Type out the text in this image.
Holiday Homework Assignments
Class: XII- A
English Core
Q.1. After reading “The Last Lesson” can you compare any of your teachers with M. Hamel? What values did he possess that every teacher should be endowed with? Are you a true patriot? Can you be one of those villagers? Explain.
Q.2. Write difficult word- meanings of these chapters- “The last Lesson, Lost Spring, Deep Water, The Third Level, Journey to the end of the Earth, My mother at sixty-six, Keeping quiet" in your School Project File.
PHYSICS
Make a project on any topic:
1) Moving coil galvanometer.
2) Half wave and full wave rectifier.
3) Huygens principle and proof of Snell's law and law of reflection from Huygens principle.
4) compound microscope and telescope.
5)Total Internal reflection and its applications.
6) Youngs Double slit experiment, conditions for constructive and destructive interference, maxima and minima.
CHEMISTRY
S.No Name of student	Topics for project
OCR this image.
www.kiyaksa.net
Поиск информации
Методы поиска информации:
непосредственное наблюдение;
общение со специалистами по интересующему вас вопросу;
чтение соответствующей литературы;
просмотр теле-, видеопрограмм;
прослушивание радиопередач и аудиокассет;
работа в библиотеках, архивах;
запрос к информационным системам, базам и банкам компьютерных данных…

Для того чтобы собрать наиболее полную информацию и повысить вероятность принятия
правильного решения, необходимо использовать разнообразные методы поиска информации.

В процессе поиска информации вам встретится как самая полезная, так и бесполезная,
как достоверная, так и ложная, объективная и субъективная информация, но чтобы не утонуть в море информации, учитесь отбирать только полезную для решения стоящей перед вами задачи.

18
————————
◆ **Written task**
Make an exact copy of the records.

◆ **The completed task**
Type out the text in this image.
Holiday Homework Assignments
Class: XII- A
English Core
Q.1. After reading “The Last Lesson” can you compare any of your teachers with M. Hamel? What values did he possess that every teacher should be endowed with? Are you a true patriot? Can you be one of those villagers? Explain.
Q.2. Write difficult word- meanings of these chapters- “The last Lesson, Lost Spring, Deep Water, The Third Level, Journey to the end of the Earth, My mother at sixty-six, Keeping quiet" in your School Project File.
PHYSICS
Make a project on any topic:
1) Moving coil galvanometer.
2) Half wave and full wave rectifier.
3) Huygens principle and proof of Snell's law and law of reflection from Huygens principle.
4) compound microscope and telescope.
5)Total Internal reflection and its applications.
6) Youngs Double slit experiment, conditions for constructive and destructive interference, maxima and minima.
CHEMISTRY
S.No Name of student	Topics for project
OCR this image.
www.kiyaksa.net
Поиск информации
Методы поиска информации:
непосредственное наблюдение;
общение со специалистами по интересующему вас вопросу;
чтение соответствующей литературы;
просмотр теле-, видеопрограмм;
прослушивание радиопередач и аудиокассет;
работа в библиотеках, архивах;
запрос к информационным системам, базам и банкам компьютерных данных…

Для того чтобы собрать наиболее полную информацию и повысить вероятность принятия
правильного решения, необходимо использовать разнообразные методы поиска информации.

В процессе поиска информации вам встретится как самая полезная, так и бесполезная,
как достоверная, так и ложная, объективная и субъективная информация, но чтобы не утонуть в море информации, учитесь отбирать только полезную для решения стоящей перед вами задачи.

18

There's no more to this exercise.